Available data:
<<<<

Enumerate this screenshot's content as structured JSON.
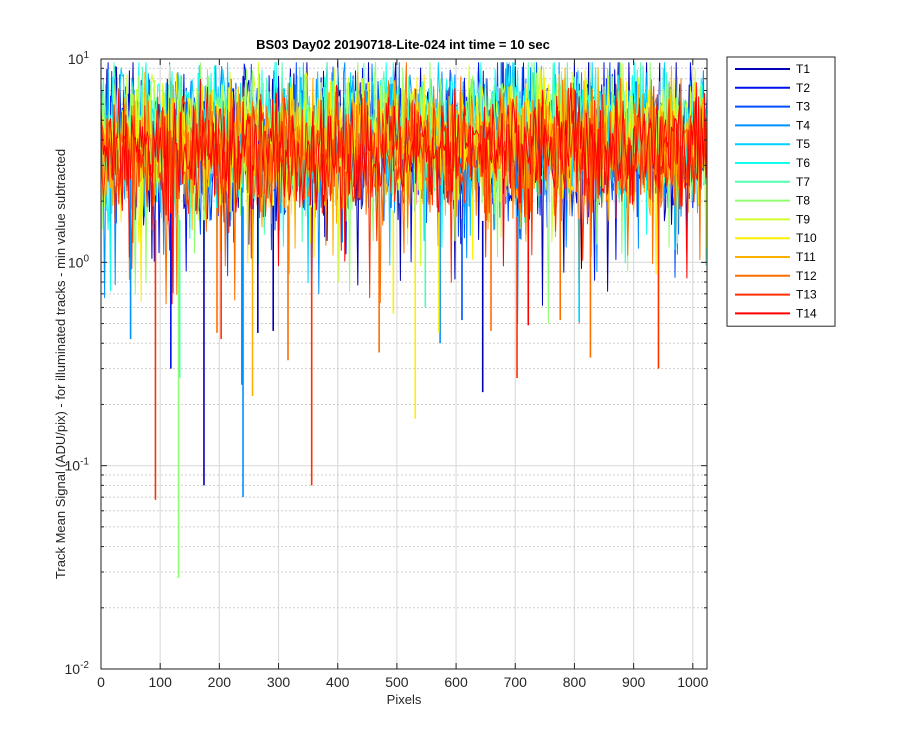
{
  "chart_data": {
    "type": "line",
    "title": "BS03 Day02 20190718-Lite-024 int time = 10 sec",
    "xlabel": "Pixels",
    "ylabel": "Track Mean Signal (ADU/pix) - for illuminated tracks - min value subtracted",
    "xlim": [
      0,
      1024
    ],
    "ylim": [
      0.01,
      10
    ],
    "yscale": "log",
    "grid": true,
    "legend_position": "outside-right-top",
    "x_ticks": [
      0,
      100,
      200,
      300,
      400,
      500,
      600,
      700,
      800,
      900,
      1000
    ],
    "x_tick_labels": [
      "0",
      "100",
      "200",
      "300",
      "400",
      "500",
      "600",
      "700",
      "800",
      "900",
      "1000"
    ],
    "y_ticks": [
      {
        "value": 0.01,
        "base": "10",
        "exp": "-2"
      },
      {
        "value": 0.1,
        "base": "10",
        "exp": "-1"
      },
      {
        "value": 1,
        "base": "10",
        "exp": "0"
      },
      {
        "value": 10,
        "base": "10",
        "exp": "1"
      }
    ],
    "series": [
      {
        "name": "T1",
        "color": "#0000b4",
        "center": 3.9,
        "spread": 0.34
      },
      {
        "name": "T2",
        "color": "#0010ee",
        "center": 3.9,
        "spread": 0.33
      },
      {
        "name": "T3",
        "color": "#0050ff",
        "center": 4.0,
        "spread": 0.32
      },
      {
        "name": "T4",
        "color": "#0090ff",
        "center": 4.2,
        "spread": 0.32
      },
      {
        "name": "T5",
        "color": "#00d0ff",
        "center": 4.4,
        "spread": 0.31
      },
      {
        "name": "T6",
        "color": "#10ffef",
        "center": 4.6,
        "spread": 0.3
      },
      {
        "name": "T7",
        "color": "#50ffaf",
        "center": 4.4,
        "spread": 0.3
      },
      {
        "name": "T8",
        "color": "#90ff6f",
        "center": 4.2,
        "spread": 0.3
      },
      {
        "name": "T9",
        "color": "#d0ff2f",
        "center": 4.3,
        "spread": 0.29
      },
      {
        "name": "T10",
        "color": "#ffef00",
        "center": 4.0,
        "spread": 0.29
      },
      {
        "name": "T11",
        "color": "#ffaf00",
        "center": 3.8,
        "spread": 0.28
      },
      {
        "name": "T12",
        "color": "#ff6f00",
        "center": 3.6,
        "spread": 0.28
      },
      {
        "name": "T13",
        "color": "#ff2f00",
        "center": 3.5,
        "spread": 0.27
      },
      {
        "name": "T14",
        "color": "#ff0000",
        "center": 3.7,
        "spread": 0.26
      }
    ],
    "dips": [
      {
        "series": "T13",
        "x": 92,
        "y": 0.068
      },
      {
        "series": "T8",
        "x": 131,
        "y": 0.028
      },
      {
        "series": "T7",
        "x": 133,
        "y": 0.27
      },
      {
        "series": "T1",
        "x": 174,
        "y": 0.08
      },
      {
        "series": "T4",
        "x": 240,
        "y": 0.07
      },
      {
        "series": "T4",
        "x": 238,
        "y": 0.25
      },
      {
        "series": "T13",
        "x": 356,
        "y": 0.08
      },
      {
        "series": "T10",
        "x": 531,
        "y": 0.17
      },
      {
        "series": "T1",
        "x": 645,
        "y": 0.23
      },
      {
        "series": "T13",
        "x": 703,
        "y": 0.27
      },
      {
        "series": "T13",
        "x": 942,
        "y": 0.3
      },
      {
        "series": "T12",
        "x": 827,
        "y": 0.34
      },
      {
        "series": "T2",
        "x": 118,
        "y": 0.3
      },
      {
        "series": "T12",
        "x": 316,
        "y": 0.33
      },
      {
        "series": "T12",
        "x": 470,
        "y": 0.36
      },
      {
        "series": "T4",
        "x": 573,
        "y": 0.4
      },
      {
        "series": "T12",
        "x": 776,
        "y": 0.52
      },
      {
        "series": "T5",
        "x": 808,
        "y": 0.51
      },
      {
        "series": "T4",
        "x": 50,
        "y": 0.42
      },
      {
        "series": "T12",
        "x": 196,
        "y": 0.45
      },
      {
        "series": "T13",
        "x": 203,
        "y": 0.42
      },
      {
        "series": "T11",
        "x": 256,
        "y": 0.22
      },
      {
        "series": "T10",
        "x": 494,
        "y": 0.56
      },
      {
        "series": "T7",
        "x": 548,
        "y": 0.6
      },
      {
        "series": "T10",
        "x": 571,
        "y": 0.45
      },
      {
        "series": "T12",
        "x": 659,
        "y": 0.46
      },
      {
        "series": "T1",
        "x": 265,
        "y": 0.45
      },
      {
        "series": "T1",
        "x": 291,
        "y": 0.46
      },
      {
        "series": "T3",
        "x": 610,
        "y": 0.52
      },
      {
        "series": "T14",
        "x": 722,
        "y": 0.49
      }
    ]
  }
}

>>>>

Requirements: Retype the listing exactly. Pictures do not belong in the copy.

Complete output:
Enumerate this screenshot's content as structured JSON.
{
  "chart_data": {
    "type": "line",
    "title": "BS03 Day02 20190718-Lite-024 int time = 10 sec",
    "xlabel": "Pixels",
    "ylabel": "Track Mean Signal (ADU/pix) - for illuminated tracks - min value subtracted",
    "xlim": [
      0,
      1024
    ],
    "ylim": [
      0.01,
      10
    ],
    "yscale": "log",
    "grid": true,
    "legend_position": "outside-right-top",
    "x_ticks": [
      0,
      100,
      200,
      300,
      400,
      500,
      600,
      700,
      800,
      900,
      1000
    ],
    "x_tick_labels": [
      "0",
      "100",
      "200",
      "300",
      "400",
      "500",
      "600",
      "700",
      "800",
      "900",
      "1000"
    ],
    "y_ticks": [
      {
        "value": 0.01,
        "base": "10",
        "exp": "-2"
      },
      {
        "value": 0.1,
        "base": "10",
        "exp": "-1"
      },
      {
        "value": 1,
        "base": "10",
        "exp": "0"
      },
      {
        "value": 10,
        "base": "10",
        "exp": "1"
      }
    ],
    "series": [
      {
        "name": "T1",
        "color": "#0000b4",
        "center": 3.9,
        "spread": 0.34
      },
      {
        "name": "T2",
        "color": "#0010ee",
        "center": 3.9,
        "spread": 0.33
      },
      {
        "name": "T3",
        "color": "#0050ff",
        "center": 4.0,
        "spread": 0.32
      },
      {
        "name": "T4",
        "color": "#0090ff",
        "center": 4.2,
        "spread": 0.32
      },
      {
        "name": "T5",
        "color": "#00d0ff",
        "center": 4.4,
        "spread": 0.31
      },
      {
        "name": "T6",
        "color": "#10ffef",
        "center": 4.6,
        "spread": 0.3
      },
      {
        "name": "T7",
        "color": "#50ffaf",
        "center": 4.4,
        "spread": 0.3
      },
      {
        "name": "T8",
        "color": "#90ff6f",
        "center": 4.2,
        "spread": 0.3
      },
      {
        "name": "T9",
        "color": "#d0ff2f",
        "center": 4.3,
        "spread": 0.29
      },
      {
        "name": "T10",
        "color": "#ffef00",
        "center": 4.0,
        "spread": 0.29
      },
      {
        "name": "T11",
        "color": "#ffaf00",
        "center": 3.8,
        "spread": 0.28
      },
      {
        "name": "T12",
        "color": "#ff6f00",
        "center": 3.6,
        "spread": 0.28
      },
      {
        "name": "T13",
        "color": "#ff2f00",
        "center": 3.5,
        "spread": 0.27
      },
      {
        "name": "T14",
        "color": "#ff0000",
        "center": 3.7,
        "spread": 0.26
      }
    ],
    "dips": [
      {
        "series": "T13",
        "x": 92,
        "y": 0.068
      },
      {
        "series": "T8",
        "x": 131,
        "y": 0.028
      },
      {
        "series": "T7",
        "x": 133,
        "y": 0.27
      },
      {
        "series": "T1",
        "x": 174,
        "y": 0.08
      },
      {
        "series": "T4",
        "x": 240,
        "y": 0.07
      },
      {
        "series": "T4",
        "x": 238,
        "y": 0.25
      },
      {
        "series": "T13",
        "x": 356,
        "y": 0.08
      },
      {
        "series": "T10",
        "x": 531,
        "y": 0.17
      },
      {
        "series": "T1",
        "x": 645,
        "y": 0.23
      },
      {
        "series": "T13",
        "x": 703,
        "y": 0.27
      },
      {
        "series": "T13",
        "x": 942,
        "y": 0.3
      },
      {
        "series": "T12",
        "x": 827,
        "y": 0.34
      },
      {
        "series": "T2",
        "x": 118,
        "y": 0.3
      },
      {
        "series": "T12",
        "x": 316,
        "y": 0.33
      },
      {
        "series": "T12",
        "x": 470,
        "y": 0.36
      },
      {
        "series": "T4",
        "x": 573,
        "y": 0.4
      },
      {
        "series": "T12",
        "x": 776,
        "y": 0.52
      },
      {
        "series": "T5",
        "x": 808,
        "y": 0.51
      },
      {
        "series": "T4",
        "x": 50,
        "y": 0.42
      },
      {
        "series": "T12",
        "x": 196,
        "y": 0.45
      },
      {
        "series": "T13",
        "x": 203,
        "y": 0.42
      },
      {
        "series": "T11",
        "x": 256,
        "y": 0.22
      },
      {
        "series": "T10",
        "x": 494,
        "y": 0.56
      },
      {
        "series": "T7",
        "x": 548,
        "y": 0.6
      },
      {
        "series": "T10",
        "x": 571,
        "y": 0.45
      },
      {
        "series": "T12",
        "x": 659,
        "y": 0.46
      },
      {
        "series": "T1",
        "x": 265,
        "y": 0.45
      },
      {
        "series": "T1",
        "x": 291,
        "y": 0.46
      },
      {
        "series": "T3",
        "x": 610,
        "y": 0.52
      },
      {
        "series": "T14",
        "x": 722,
        "y": 0.49
      }
    ]
  }
}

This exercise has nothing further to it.